* BEGIN Exercise inputs *

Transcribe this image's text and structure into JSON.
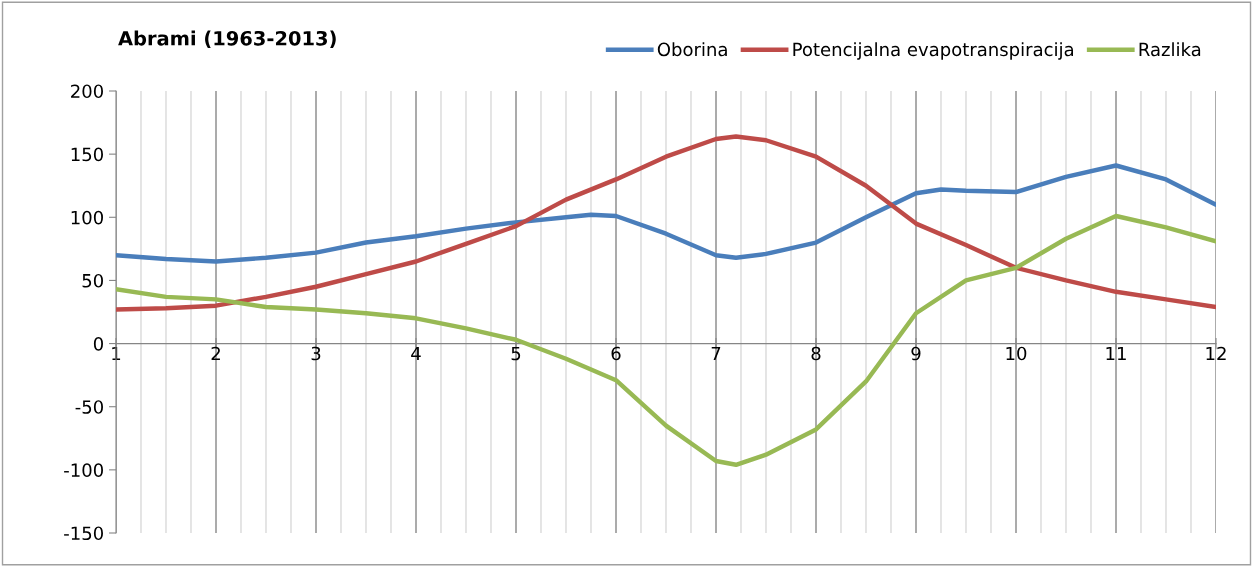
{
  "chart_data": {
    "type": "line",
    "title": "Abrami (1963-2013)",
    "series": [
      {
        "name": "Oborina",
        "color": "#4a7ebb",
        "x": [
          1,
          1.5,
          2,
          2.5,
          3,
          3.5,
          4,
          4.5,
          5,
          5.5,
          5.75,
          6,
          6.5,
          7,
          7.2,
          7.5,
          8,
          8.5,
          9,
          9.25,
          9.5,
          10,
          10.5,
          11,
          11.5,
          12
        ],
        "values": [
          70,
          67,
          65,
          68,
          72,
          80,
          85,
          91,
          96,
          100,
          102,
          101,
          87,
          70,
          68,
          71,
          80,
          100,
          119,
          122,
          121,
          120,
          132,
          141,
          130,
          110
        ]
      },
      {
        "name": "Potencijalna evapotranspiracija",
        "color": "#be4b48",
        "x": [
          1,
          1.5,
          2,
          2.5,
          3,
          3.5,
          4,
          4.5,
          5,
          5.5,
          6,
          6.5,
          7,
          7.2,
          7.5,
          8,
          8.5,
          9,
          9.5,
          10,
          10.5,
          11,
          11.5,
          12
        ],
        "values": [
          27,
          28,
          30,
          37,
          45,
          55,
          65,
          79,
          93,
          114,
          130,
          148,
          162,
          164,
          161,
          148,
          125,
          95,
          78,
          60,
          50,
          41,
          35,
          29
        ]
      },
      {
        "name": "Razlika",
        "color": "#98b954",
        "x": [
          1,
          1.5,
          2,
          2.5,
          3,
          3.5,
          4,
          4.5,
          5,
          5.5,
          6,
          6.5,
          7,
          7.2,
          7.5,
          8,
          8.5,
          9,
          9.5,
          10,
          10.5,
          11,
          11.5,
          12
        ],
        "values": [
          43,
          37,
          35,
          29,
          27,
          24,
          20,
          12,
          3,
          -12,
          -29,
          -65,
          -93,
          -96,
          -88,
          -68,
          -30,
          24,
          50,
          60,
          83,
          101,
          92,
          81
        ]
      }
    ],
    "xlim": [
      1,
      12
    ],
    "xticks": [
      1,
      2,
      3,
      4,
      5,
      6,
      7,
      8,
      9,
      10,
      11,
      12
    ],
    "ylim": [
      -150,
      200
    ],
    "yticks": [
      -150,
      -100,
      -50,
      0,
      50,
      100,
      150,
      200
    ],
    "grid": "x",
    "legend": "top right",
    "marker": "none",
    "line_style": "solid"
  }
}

* END Exercise inputs *
* BEGIN Exercise inputs *

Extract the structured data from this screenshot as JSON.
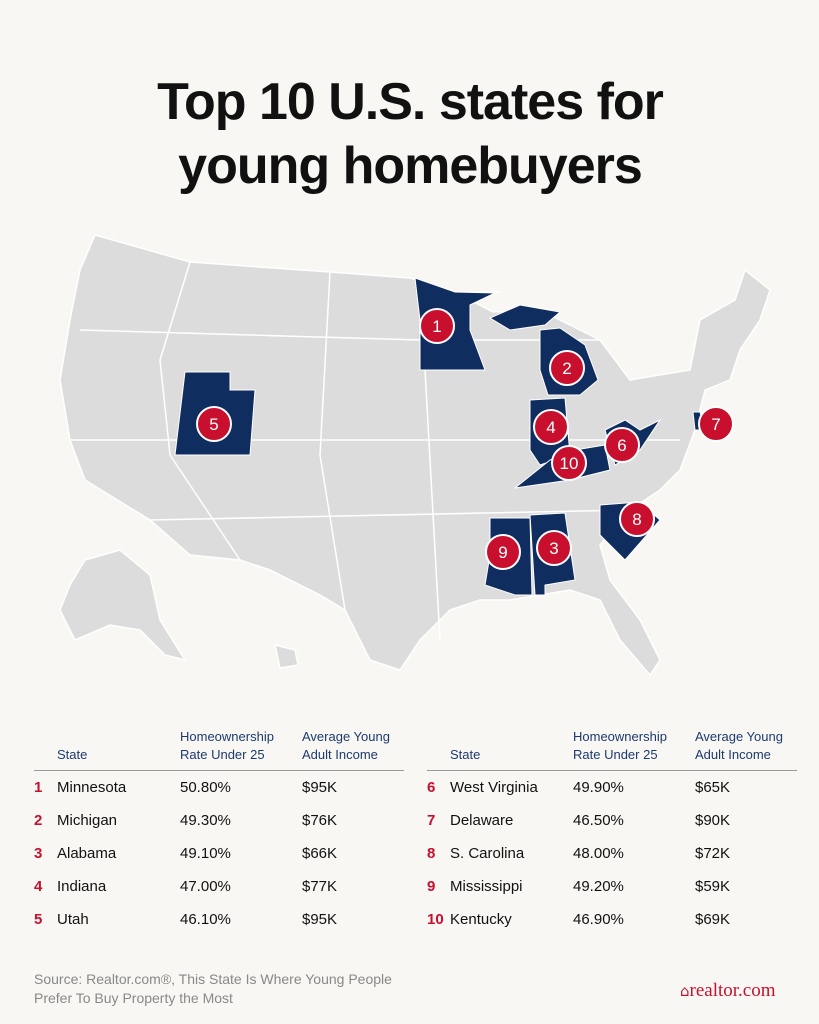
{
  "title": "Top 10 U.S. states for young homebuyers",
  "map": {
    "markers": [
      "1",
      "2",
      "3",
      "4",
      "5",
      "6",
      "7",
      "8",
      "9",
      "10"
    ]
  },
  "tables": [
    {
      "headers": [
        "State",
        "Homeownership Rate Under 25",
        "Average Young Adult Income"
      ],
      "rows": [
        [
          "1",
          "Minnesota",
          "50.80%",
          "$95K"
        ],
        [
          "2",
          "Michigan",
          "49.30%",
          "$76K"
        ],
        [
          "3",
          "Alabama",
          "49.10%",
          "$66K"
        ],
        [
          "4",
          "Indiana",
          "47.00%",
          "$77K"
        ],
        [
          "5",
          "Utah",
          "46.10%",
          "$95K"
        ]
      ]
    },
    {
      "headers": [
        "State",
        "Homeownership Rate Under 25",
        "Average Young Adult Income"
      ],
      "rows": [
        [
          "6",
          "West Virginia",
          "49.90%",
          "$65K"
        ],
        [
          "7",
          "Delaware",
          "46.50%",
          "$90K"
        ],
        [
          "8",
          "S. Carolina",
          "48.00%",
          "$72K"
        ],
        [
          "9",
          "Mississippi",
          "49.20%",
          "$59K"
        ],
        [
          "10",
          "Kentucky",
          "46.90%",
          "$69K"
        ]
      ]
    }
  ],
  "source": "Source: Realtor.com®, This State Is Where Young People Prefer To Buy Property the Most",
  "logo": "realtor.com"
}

* END Exercise inputs *
* BEGIN Exercise inputs *

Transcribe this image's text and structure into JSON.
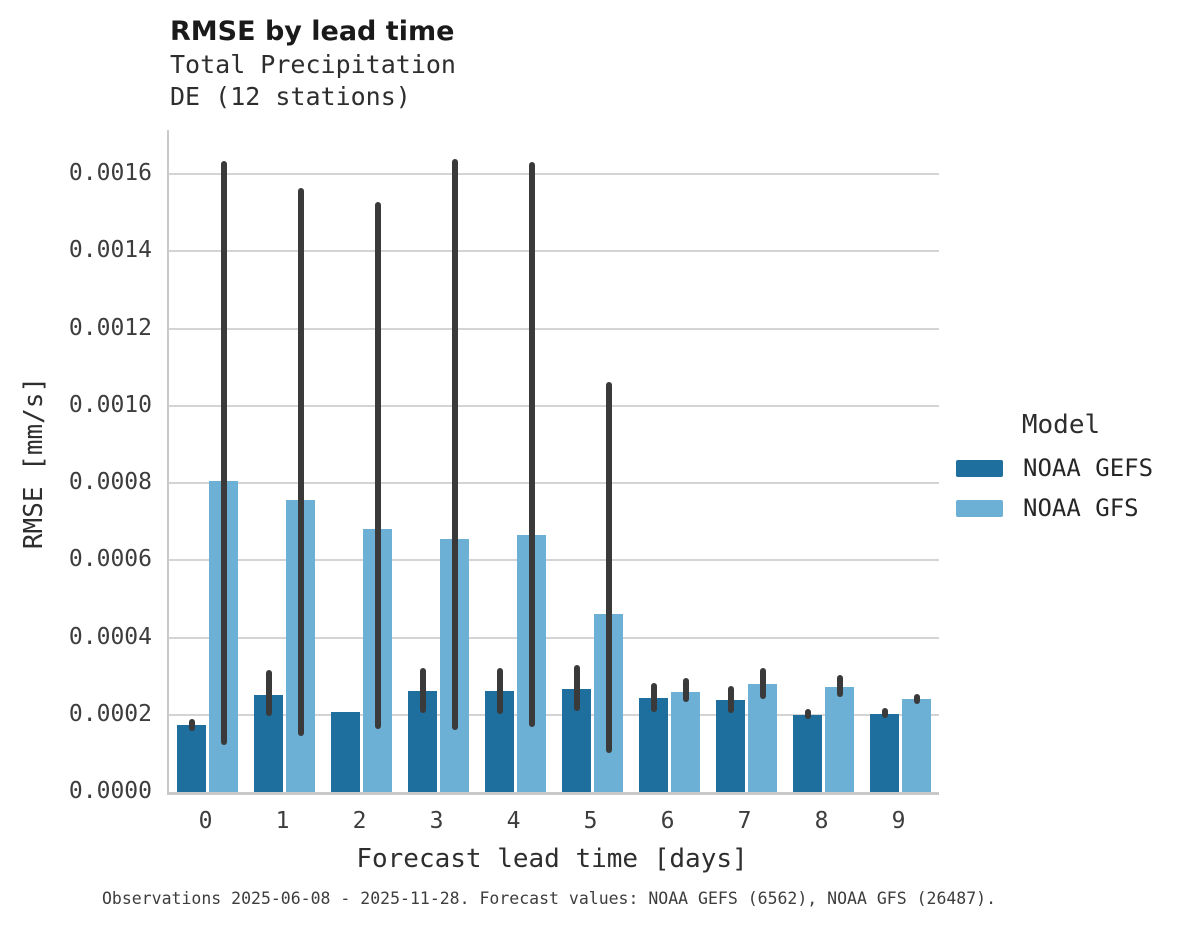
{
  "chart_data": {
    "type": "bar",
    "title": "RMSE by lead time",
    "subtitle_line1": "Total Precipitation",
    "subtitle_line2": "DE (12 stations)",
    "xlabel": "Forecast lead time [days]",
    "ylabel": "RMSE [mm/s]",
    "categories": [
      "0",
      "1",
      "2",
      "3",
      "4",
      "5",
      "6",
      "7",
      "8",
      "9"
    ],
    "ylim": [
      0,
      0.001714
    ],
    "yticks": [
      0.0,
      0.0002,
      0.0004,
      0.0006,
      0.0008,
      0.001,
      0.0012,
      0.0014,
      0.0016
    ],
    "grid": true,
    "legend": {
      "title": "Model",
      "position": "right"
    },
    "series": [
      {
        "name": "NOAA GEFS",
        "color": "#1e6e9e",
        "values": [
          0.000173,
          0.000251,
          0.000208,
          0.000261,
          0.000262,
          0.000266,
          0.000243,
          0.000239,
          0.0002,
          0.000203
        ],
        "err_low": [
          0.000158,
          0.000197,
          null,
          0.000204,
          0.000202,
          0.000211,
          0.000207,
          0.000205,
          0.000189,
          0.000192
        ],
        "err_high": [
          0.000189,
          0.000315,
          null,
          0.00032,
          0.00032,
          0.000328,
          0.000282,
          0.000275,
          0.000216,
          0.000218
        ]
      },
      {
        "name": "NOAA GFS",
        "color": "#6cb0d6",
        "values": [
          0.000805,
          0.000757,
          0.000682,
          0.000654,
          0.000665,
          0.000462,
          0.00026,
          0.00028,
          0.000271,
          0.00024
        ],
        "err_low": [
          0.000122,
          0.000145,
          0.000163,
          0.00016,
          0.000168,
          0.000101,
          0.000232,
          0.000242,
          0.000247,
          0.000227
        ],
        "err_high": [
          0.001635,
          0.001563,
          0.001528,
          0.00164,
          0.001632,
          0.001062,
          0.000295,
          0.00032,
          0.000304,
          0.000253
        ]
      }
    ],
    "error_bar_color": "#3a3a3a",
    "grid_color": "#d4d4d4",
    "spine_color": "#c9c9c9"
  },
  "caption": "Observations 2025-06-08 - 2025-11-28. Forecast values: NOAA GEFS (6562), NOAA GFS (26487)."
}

* END Exercise inputs *

▶ **Given request**
Reproduce every line from the entries that holds the word "Forecast".

▶ **Answer to this exercise**
    "xlabel": "Forecast lead time [days]",
  "caption": "Observations 2025-06-08 - 2025-11-28. Forecast values: NOAA GEFS (6562), NOAA GFS (26487)."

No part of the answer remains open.